Extract each line holding the word "现将有关事项批复如下" from the entries.

++++ DATASET EXTRACT

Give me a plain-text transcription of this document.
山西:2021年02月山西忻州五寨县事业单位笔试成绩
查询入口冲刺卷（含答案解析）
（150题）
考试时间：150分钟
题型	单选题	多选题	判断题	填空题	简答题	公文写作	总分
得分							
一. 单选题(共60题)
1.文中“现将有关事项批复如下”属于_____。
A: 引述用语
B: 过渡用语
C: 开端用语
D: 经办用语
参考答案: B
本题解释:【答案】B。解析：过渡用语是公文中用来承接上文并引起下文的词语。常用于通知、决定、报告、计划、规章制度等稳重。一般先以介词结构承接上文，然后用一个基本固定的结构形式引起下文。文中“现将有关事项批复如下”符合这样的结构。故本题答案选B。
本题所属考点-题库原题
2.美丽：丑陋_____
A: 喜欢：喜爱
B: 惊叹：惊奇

++++++++

## EXPECTED ANSWER
1.文中“现将有关事项批复如下”属于_____。
本题解释:【答案】B。解析：过渡用语是公文中用来承接上文并引起下文的词语。常用于通知、决定、报告、计划、规章制度等稳重。一般先以介词结构承接上文，然后用一个基本固定的结构形式引起下文。文中“现将有关事项批复如下”符合这样的结构。故本题答案选B。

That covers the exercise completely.